**WRITTEN INSTRUCTION:** List the lines of this listing that hold the word "views".

____

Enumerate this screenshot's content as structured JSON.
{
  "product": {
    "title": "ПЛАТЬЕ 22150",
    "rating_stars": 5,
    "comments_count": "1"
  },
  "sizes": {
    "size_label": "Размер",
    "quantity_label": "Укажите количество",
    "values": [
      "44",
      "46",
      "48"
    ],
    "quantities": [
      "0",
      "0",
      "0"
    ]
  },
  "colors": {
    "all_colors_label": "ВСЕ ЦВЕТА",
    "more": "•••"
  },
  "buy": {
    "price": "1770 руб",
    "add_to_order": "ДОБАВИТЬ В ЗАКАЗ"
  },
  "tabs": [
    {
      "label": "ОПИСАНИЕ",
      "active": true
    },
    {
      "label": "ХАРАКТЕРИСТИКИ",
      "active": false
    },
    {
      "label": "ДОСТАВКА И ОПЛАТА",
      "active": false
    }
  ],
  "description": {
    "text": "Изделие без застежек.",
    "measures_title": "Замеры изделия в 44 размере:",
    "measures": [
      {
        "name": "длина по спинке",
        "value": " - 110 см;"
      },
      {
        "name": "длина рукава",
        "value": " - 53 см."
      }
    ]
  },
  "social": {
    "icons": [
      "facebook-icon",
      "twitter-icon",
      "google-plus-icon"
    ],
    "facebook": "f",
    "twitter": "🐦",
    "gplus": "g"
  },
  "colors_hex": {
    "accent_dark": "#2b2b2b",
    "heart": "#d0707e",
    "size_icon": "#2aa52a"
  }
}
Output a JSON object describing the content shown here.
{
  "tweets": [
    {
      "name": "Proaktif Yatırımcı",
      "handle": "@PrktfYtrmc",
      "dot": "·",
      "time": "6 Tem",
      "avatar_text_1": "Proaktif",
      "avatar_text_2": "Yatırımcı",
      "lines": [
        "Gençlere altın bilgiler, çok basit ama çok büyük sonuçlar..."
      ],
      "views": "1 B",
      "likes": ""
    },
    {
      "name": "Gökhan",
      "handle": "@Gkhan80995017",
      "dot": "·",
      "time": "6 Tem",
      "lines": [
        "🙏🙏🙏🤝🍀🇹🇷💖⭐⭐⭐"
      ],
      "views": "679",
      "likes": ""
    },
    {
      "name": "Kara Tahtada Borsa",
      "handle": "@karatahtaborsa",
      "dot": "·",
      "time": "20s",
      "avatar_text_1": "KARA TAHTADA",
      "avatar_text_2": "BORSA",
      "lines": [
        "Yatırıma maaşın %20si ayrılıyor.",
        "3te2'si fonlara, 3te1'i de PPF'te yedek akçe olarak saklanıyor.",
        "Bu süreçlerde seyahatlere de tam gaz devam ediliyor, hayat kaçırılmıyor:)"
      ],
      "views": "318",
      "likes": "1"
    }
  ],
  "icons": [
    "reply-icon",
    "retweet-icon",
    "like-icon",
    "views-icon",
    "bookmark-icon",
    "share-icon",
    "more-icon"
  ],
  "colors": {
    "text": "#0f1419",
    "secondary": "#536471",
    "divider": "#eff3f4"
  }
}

____

**EXERCISE ANSWER:**
      "views": "1 B",
      "views": "679",
      "views": "318",
    "views-icon",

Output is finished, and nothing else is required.